▶ _What you should do_
Identify the lines bearing the string "CTLA" and gather them.

○ ○ ○ ○ ○ ○ ○

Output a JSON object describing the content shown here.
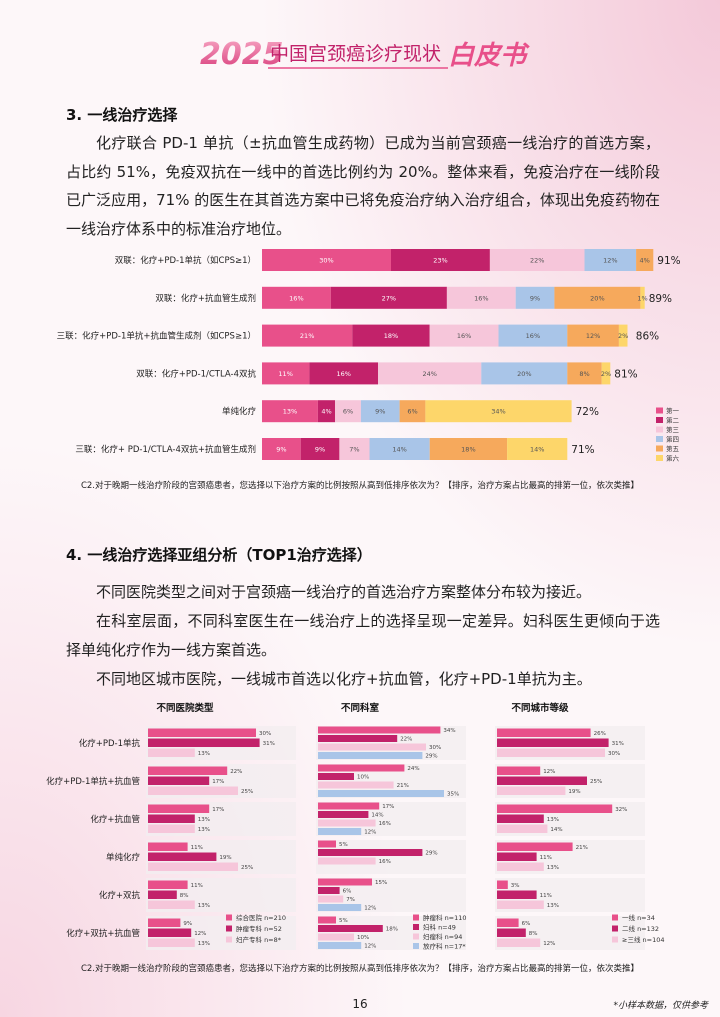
{
  "header": {
    "year": "2025",
    "title": "中国宫颈癌诊疗现状",
    "badge": "白皮书"
  },
  "section3": {
    "title": "3. 一线治疗选择",
    "paragraph": "化疗联合 PD-1 单抗（±抗血管生成药物）已成为当前宫颈癌一线治疗的首选方案，占比约 51%，免疫双抗在一线中的首选比例约为 20%。整体来看，免疫治疗在一线阶段已广泛应用，71% 的医生在其首选方案中已将免疫治疗纳入治疗组合，体现出免疫药物在一线治疗体系中的标准治疗地位。",
    "chart": {
      "type": "bar",
      "stacked": true,
      "categories": [
        "双联：化疗+PD-1单抗（如CPS≥1）",
        "双联：化疗+抗血管生成剂",
        "三联：化疗+PD-1单抗+抗血管生成剂（如CPS≥1）",
        "双联：化疗+PD-1/CTLA-4双抗",
        "单纯化疗",
        "三联：化疗+ PD-1/CTLA-4双抗+抗血管生成剂"
      ],
      "series": [
        {
          "name": "第一",
          "color": "#e8508a",
          "values": [
            30,
            16,
            21,
            11,
            13,
            9
          ],
          "value_labels": [
            "30%",
            "16%",
            "21%",
            "11%",
            "13%",
            "9%"
          ]
        },
        {
          "name": "第二",
          "color": "#c2226a",
          "values": [
            23,
            27,
            18,
            16,
            4,
            9
          ],
          "value_labels": [
            "23%",
            "27%",
            "18%",
            "16%",
            "4%",
            "9%"
          ]
        },
        {
          "name": "第三",
          "color": "#f6c6da",
          "values": [
            22,
            16,
            16,
            24,
            6,
            7
          ],
          "value_labels": [
            "22%",
            "16%",
            "16%",
            "24%",
            "6%",
            "7%"
          ]
        },
        {
          "name": "第四",
          "color": "#a9c5e8",
          "values": [
            12,
            9,
            16,
            20,
            9,
            14
          ],
          "value_labels": [
            "12%",
            "9%",
            "16%",
            "20%",
            "9%",
            "14%"
          ]
        },
        {
          "name": "第五",
          "color": "#f6a95c",
          "values": [
            4,
            20,
            12,
            8,
            6,
            18
          ],
          "value_labels": [
            "4%",
            "20%",
            "12%",
            "8%",
            "6%",
            "18%"
          ]
        },
        {
          "name": "第六",
          "color": "#fdd66a",
          "values": [
            null,
            1,
            2,
            2,
            34,
            14
          ],
          "value_labels": [
            null,
            "1%",
            "2%",
            "2%",
            "34%",
            "14%"
          ]
        }
      ],
      "totals": [
        91,
        89,
        86,
        81,
        72,
        71
      ],
      "total_labels": [
        "91%",
        "89%",
        "86%",
        "81%",
        "72%",
        "71%"
      ]
    },
    "note": "C2.对于晚期一线治疗阶段的宫颈癌患者，您选择以下治疗方案的比例按照从高到低排序依次为？【排序，治疗方案占比最高的排第一位，依次类推】"
  },
  "section4": {
    "title": "4. 一线治疗选择亚组分析（TOP1治疗选择）",
    "paragraphs": [
      "不同医院类型之间对于宫颈癌一线治疗的首选治疗方案整体分布较为接近。",
      "在科室层面，不同科室医生在一线治疗上的选择呈现一定差异。妇科医生更倾向于选择单纯化疗作为一线方案首选。",
      "不同地区城市医院，一线城市首选以化疗+抗血管，化疗+PD-1单抗为主。"
    ],
    "row_labels": [
      "化疗+PD-1单抗",
      "化疗+PD-1单抗+抗血管",
      "化疗+抗血管",
      "单纯化疗",
      "化疗+双抗",
      "化疗+双抗+抗血管"
    ],
    "charts": [
      {
        "type": "bar",
        "title": "不同医院类型",
        "series": [
          {
            "name": "综合医院 n=210",
            "color": "#e8508a",
            "values": [
              30,
              22,
              17,
              11,
              11,
              9
            ],
            "value_labels": [
              "30%",
              "22%",
              "17%",
              "11%",
              "11%",
              "9%"
            ]
          },
          {
            "name": "肿瘤专科 n=52",
            "color": "#c2226a",
            "values": [
              31,
              17,
              13,
              19,
              8,
              12
            ],
            "value_labels": [
              "31%",
              "17%",
              "13%",
              "19%",
              "8%",
              "12%"
            ]
          },
          {
            "name": "妇产专科 n=8*",
            "color": "#f6c6da",
            "values": [
              13,
              25,
              13,
              25,
              13,
              13
            ],
            "value_labels": [
              "13%",
              "25%",
              "13%",
              "25%",
              "13%",
              "13%"
            ]
          }
        ]
      },
      {
        "type": "bar",
        "title": "不同科室",
        "series": [
          {
            "name": "肿瘤科 n=110",
            "color": "#e8508a",
            "values": [
              34,
              24,
              17,
              5,
              15,
              5
            ],
            "value_labels": [
              "34%",
              "24%",
              "17%",
              "5%",
              "15%",
              "5%"
            ]
          },
          {
            "name": "妇科 n=49",
            "color": "#c2226a",
            "values": [
              22,
              10,
              14,
              29,
              6,
              18
            ],
            "value_labels": [
              "22%",
              "10%",
              "14%",
              "29%",
              "6%",
              "18%"
            ]
          },
          {
            "name": "妇瘤科 n=94",
            "color": "#f6c6da",
            "values": [
              30,
              21,
              16,
              16,
              7,
              10
            ],
            "value_labels": [
              "30%",
              "21%",
              "16%",
              "16%",
              "7%",
              "10%"
            ]
          },
          {
            "name": "放疗科 n=17*",
            "color": "#a9c5e8",
            "values": [
              29,
              35,
              12,
              null,
              12,
              12
            ],
            "value_labels": [
              "29%",
              "35%",
              "12%",
              null,
              "12%",
              "12%"
            ]
          }
        ]
      },
      {
        "type": "bar",
        "title": "不同城市等级",
        "series": [
          {
            "name": "一线 n=34",
            "color": "#e8508a",
            "values": [
              26,
              12,
              32,
              21,
              3,
              6
            ],
            "value_labels": [
              "26%",
              "12%",
              "32%",
              "21%",
              "3%",
              "6%"
            ]
          },
          {
            "name": "二线 n=132",
            "color": "#c2226a",
            "values": [
              31,
              25,
              13,
              11,
              11,
              8
            ],
            "value_labels": [
              "31%",
              "25%",
              "13%",
              "11%",
              "11%",
              "8%"
            ]
          },
          {
            "name": "≥三线 n=104",
            "color": "#f6c6da",
            "values": [
              30,
              19,
              14,
              13,
              13,
              12
            ],
            "value_labels": [
              "30%",
              "19%",
              "14%",
              "13%",
              "13%",
              "12%"
            ]
          }
        ]
      }
    ],
    "note": "C2.对于晚期一线治疗阶段的宫颈癌患者，您选择以下治疗方案的比例按照从高到低排序依次为？【排序，治疗方案占比最高的排第一位，依次类推】"
  },
  "footer": {
    "page": "16",
    "footnote": "*小样本数据，仅供参考"
  }
}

○ ○ ○ ○ ○ ○ ○

▶ _Solution to the problem_
        "双联：化疗+PD-1/CTLA-4双抗",
        "三联：化疗+ PD-1/CTLA-4双抗+抗血管生成剂"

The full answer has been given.